## [SUPPLIED RECORDS]

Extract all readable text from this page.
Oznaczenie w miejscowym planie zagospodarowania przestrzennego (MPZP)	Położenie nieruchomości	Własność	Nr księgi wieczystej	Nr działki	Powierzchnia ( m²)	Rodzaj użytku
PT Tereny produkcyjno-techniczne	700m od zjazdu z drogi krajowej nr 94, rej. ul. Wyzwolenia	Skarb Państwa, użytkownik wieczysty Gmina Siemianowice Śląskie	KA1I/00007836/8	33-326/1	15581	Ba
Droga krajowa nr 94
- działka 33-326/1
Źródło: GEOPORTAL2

## [GIVEN INSTRUCTION]
Give back all the records exactly as they stand.

## [SOLUTION TO THIS TASK]
Extract all readable text from this page.
Oznaczenie w miejscowym planie zagospodarowania przestrzennego (MPZP)	Położenie nieruchomości	Własność	Nr księgi wieczystej	Nr działki	Powierzchnia ( m²)	Rodzaj użytku
PT Tereny produkcyjno-techniczne	700m od zjazdu z drogi krajowej nr 94, rej. ul. Wyzwolenia	Skarb Państwa, użytkownik wieczysty Gmina Siemianowice Śląskie	KA1I/00007836/8	33-326/1	15581	Ba
Droga krajowa nr 94
- działka 33-326/1
Źródło: GEOPORTAL2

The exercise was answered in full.